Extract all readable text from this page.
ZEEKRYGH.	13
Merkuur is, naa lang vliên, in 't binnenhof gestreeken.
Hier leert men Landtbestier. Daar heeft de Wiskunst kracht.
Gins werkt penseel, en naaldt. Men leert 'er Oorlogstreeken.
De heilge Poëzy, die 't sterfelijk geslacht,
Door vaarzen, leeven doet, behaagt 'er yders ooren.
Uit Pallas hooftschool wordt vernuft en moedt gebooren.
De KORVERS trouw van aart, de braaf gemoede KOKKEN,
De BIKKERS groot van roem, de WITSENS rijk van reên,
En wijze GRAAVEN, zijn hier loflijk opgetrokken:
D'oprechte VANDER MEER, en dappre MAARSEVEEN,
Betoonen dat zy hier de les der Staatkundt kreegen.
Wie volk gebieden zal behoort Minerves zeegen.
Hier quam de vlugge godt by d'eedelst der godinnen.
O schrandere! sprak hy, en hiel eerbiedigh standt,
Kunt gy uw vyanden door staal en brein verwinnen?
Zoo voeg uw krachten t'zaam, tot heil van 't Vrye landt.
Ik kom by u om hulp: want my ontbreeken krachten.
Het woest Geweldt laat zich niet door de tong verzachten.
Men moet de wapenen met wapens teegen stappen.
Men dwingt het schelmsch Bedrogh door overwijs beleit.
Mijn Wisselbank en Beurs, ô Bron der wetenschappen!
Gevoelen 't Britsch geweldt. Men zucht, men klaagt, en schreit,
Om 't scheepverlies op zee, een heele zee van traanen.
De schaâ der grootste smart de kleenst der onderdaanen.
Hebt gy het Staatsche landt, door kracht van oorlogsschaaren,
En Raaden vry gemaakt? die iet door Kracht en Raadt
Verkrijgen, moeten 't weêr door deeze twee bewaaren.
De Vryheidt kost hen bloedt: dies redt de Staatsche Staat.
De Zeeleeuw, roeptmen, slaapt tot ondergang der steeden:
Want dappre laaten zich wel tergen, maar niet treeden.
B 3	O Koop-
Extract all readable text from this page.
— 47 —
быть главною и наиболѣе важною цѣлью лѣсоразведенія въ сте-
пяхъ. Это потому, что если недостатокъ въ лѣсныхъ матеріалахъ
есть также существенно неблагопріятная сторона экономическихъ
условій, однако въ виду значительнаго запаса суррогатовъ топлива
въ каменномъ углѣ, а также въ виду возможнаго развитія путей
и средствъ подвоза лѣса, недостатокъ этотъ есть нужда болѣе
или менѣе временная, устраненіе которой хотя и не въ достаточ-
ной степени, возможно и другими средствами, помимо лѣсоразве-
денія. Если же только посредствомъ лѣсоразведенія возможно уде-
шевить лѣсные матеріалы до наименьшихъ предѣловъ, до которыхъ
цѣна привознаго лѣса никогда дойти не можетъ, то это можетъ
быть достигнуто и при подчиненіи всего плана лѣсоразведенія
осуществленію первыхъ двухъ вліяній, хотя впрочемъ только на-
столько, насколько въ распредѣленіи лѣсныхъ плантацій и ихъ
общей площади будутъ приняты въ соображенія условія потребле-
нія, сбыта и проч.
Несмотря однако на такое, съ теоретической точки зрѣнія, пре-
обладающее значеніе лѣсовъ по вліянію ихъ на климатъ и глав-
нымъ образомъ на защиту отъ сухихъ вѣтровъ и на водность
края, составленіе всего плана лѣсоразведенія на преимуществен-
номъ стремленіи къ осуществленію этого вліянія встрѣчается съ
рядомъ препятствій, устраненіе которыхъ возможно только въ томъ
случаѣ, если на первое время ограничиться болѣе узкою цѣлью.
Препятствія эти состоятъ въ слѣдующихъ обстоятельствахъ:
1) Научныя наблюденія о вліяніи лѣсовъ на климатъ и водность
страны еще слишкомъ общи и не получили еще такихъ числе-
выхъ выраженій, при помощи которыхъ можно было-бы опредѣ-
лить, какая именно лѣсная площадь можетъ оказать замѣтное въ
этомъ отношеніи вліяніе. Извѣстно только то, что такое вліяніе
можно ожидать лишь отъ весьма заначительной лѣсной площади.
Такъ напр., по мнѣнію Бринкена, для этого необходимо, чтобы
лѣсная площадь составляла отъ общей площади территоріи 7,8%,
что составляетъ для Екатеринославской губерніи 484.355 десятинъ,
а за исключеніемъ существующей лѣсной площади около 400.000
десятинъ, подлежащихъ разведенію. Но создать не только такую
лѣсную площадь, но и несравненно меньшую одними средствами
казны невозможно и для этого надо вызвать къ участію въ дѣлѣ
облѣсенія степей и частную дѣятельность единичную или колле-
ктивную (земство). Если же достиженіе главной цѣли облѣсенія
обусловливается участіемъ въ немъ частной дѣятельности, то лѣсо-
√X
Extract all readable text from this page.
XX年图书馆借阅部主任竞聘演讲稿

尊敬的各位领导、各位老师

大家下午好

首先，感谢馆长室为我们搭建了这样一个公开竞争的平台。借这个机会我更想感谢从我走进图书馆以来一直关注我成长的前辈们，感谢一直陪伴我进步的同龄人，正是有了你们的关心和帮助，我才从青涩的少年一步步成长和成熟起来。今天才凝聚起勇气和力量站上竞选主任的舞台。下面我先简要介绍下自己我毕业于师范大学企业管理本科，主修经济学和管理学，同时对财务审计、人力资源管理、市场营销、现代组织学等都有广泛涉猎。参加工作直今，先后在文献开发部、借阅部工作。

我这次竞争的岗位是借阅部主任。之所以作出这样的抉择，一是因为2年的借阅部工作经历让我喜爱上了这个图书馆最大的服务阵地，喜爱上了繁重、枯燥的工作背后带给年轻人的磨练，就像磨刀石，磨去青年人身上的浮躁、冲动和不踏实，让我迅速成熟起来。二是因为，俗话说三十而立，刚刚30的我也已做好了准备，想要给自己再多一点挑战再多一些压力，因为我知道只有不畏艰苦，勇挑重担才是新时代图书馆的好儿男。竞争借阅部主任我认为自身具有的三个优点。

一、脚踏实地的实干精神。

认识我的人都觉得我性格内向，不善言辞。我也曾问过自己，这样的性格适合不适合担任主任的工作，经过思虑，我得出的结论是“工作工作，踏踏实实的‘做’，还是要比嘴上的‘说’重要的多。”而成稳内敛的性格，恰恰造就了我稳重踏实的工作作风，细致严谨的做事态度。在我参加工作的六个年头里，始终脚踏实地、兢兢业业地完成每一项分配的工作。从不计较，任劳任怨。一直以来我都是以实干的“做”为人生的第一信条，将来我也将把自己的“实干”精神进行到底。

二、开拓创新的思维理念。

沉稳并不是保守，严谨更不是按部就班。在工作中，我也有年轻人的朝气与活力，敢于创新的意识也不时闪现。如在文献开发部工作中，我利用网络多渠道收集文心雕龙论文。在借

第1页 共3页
++++++++++
* **WHAT YOU SHOULD DO**:
Write out every entry verbatim.

* **FULL SOLUTION**:
Extract all readable text from this page.
ZEEKRYGH.	13
Merkuur is, naa lang vliên, in 't binnenhof gestreeken.
Hier leert men Landtbestier. Daar heeft de Wiskunst kracht.
Gins werkt penseel, en naaldt. Men leert 'er Oorlogstreeken.
De heilge Poëzy, die 't sterfelijk geslacht,
Door vaarzen, leeven doet, behaagt 'er yders ooren.
Uit Pallas hooftschool wordt vernuft en moedt gebooren.
De KORVERS trouw van aart, de braaf gemoede KOKKEN,
De BIKKERS groot van roem, de WITSENS rijk van reên,
En wijze GRAAVEN, zijn hier loflijk opgetrokken:
D'oprechte VANDER MEER, en dappre MAARSEVEEN,
Betoonen dat zy hier de les der Staatkundt kreegen.
Wie volk gebieden zal behoort Minerves zeegen.
Hier quam de vlugge godt by d'eedelst der godinnen.
O schrandere! sprak hy, en hiel eerbiedigh standt,
Kunt gy uw vyanden door staal en brein verwinnen?
Zoo voeg uw krachten t'zaam, tot heil van 't Vrye landt.
Ik kom by u om hulp: want my ontbreeken krachten.
Het woest Geweldt laat zich niet door de tong verzachten.
Men moet de wapenen met wapens teegen stappen.
Men dwingt het schelmsch Bedrogh door overwijs beleit.
Mijn Wisselbank en Beurs, ô Bron der wetenschappen!
Gevoelen 't Britsch geweldt. Men zucht, men klaagt, en schreit,
Om 't scheepverlies op zee, een heele zee van traanen.
De schaâ der grootste smart de kleenst der onderdaanen.
Hebt gy het Staatsche landt, door kracht van oorlogsschaaren,
En Raaden vry gemaakt? die iet door Kracht en Raadt
Verkrijgen, moeten 't weêr door deeze twee bewaaren.
De Vryheidt kost hen bloedt: dies redt de Staatsche Staat.
De Zeeleeuw, roeptmen, slaapt tot ondergang der steeden:
Want dappre laaten zich wel tergen, maar niet treeden.
B 3	O Koop-
Extract all readable text from this page.
— 47 —
быть главною и наиболѣе важною цѣлью лѣсоразведенія въ сте-
пяхъ. Это потому, что если недостатокъ въ лѣсныхъ матеріалахъ
есть также существенно неблагопріятная сторона экономическихъ
условій, однако въ виду значительнаго запаса суррогатовъ топлива
въ каменномъ углѣ, а также въ виду возможнаго развитія путей
и средствъ подвоза лѣса, недостатокъ этотъ есть нужда болѣе
или менѣе временная, устраненіе которой хотя и не въ достаточ-
ной степени, возможно и другими средствами, помимо лѣсоразве-
денія. Если же только посредствомъ лѣсоразведенія возможно уде-
шевить лѣсные матеріалы до наименьшихъ предѣловъ, до которыхъ
цѣна привознаго лѣса никогда дойти не можетъ, то это можетъ
быть достигнуто и при подчиненіи всего плана лѣсоразведенія
осуществленію первыхъ двухъ вліяній, хотя впрочемъ только на-
столько, насколько въ распредѣленіи лѣсныхъ плантацій и ихъ
общей площади будутъ приняты въ соображенія условія потребле-
нія, сбыта и проч.
Несмотря однако на такое, съ теоретической точки зрѣнія, пре-
обладающее значеніе лѣсовъ по вліянію ихъ на климатъ и глав-
нымъ образомъ на защиту отъ сухихъ вѣтровъ и на водность
края, составленіе всего плана лѣсоразведенія на преимуществен-
номъ стремленіи къ осуществленію этого вліянія встрѣчается съ
рядомъ препятствій, устраненіе которыхъ возможно только въ томъ
случаѣ, если на первое время ограничиться болѣе узкою цѣлью.
Препятствія эти состоятъ въ слѣдующихъ обстоятельствахъ:
1) Научныя наблюденія о вліяніи лѣсовъ на климатъ и водность
страны еще слишкомъ общи и не получили еще такихъ числе-
выхъ выраженій, при помощи которыхъ можно было-бы опредѣ-
лить, какая именно лѣсная площадь можетъ оказать замѣтное въ
этомъ отношеніи вліяніе. Извѣстно только то, что такое вліяніе
можно ожидать лишь отъ весьма заначительной лѣсной площади.
Такъ напр., по мнѣнію Бринкена, для этого необходимо, чтобы
лѣсная площадь составляла отъ общей площади территоріи 7,8%,
что составляетъ для Екатеринославской губерніи 484.355 десятинъ,
а за исключеніемъ существующей лѣсной площади около 400.000
десятинъ, подлежащихъ разведенію. Но создать не только такую
лѣсную площадь, но и несравненно меньшую одними средствами
казны невозможно и для этого надо вызвать къ участію въ дѣлѣ
облѣсенія степей и частную дѣятельность единичную или колле-
ктивную (земство). Если же достиженіе главной цѣли облѣсенія
обусловливается участіемъ въ немъ частной дѣятельности, то лѣсо-
√X
Extract all readable text from this page.
XX年图书馆借阅部主任竞聘演讲稿

尊敬的各位领导、各位老师

大家下午好

首先，感谢馆长室为我们搭建了这样一个公开竞争的平台。借这个机会我更想感谢从我走进图书馆以来一直关注我成长的前辈们，感谢一直陪伴我进步的同龄人，正是有了你们的关心和帮助，我才从青涩的少年一步步成长和成熟起来。今天才凝聚起勇气和力量站上竞选主任的舞台。下面我先简要介绍下自己我毕业于师范大学企业管理本科，主修经济学和管理学，同时对财务审计、人力资源管理、市场营销、现代组织学等都有广泛涉猎。参加工作直今，先后在文献开发部、借阅部工作。

我这次竞争的岗位是借阅部主任。之所以作出这样的抉择，一是因为2年的借阅部工作经历让我喜爱上了这个图书馆最大的服务阵地，喜爱上了繁重、枯燥的工作背后带给年轻人的磨练，就像磨刀石，磨去青年人身上的浮躁、冲动和不踏实，让我迅速成熟起来。二是因为，俗话说三十而立，刚刚30的我也已做好了准备，想要给自己再多一点挑战再多一些压力，因为我知道只有不畏艰苦，勇挑重担才是新时代图书馆的好儿男。竞争借阅部主任我认为自身具有的三个优点。

一、脚踏实地的实干精神。

认识我的人都觉得我性格内向，不善言辞。我也曾问过自己，这样的性格适合不适合担任主任的工作，经过思虑，我得出的结论是“工作工作，踏踏实实的‘做’，还是要比嘴上的‘说’重要的多。”而成稳内敛的性格，恰恰造就了我稳重踏实的工作作风，细致严谨的做事态度。在我参加工作的六个年头里，始终脚踏实地、兢兢业业地完成每一项分配的工作。从不计较，任劳任怨。一直以来我都是以实干的“做”为人生的第一信条，将来我也将把自己的“实干”精神进行到底。

二、开拓创新的思维理念。

沉稳并不是保守，严谨更不是按部就班。在工作中，我也有年轻人的朝气与活力，敢于创新的意识也不时闪现。如在文献开发部工作中，我利用网络多渠道收集文心雕龙论文。在借

第1页 共3页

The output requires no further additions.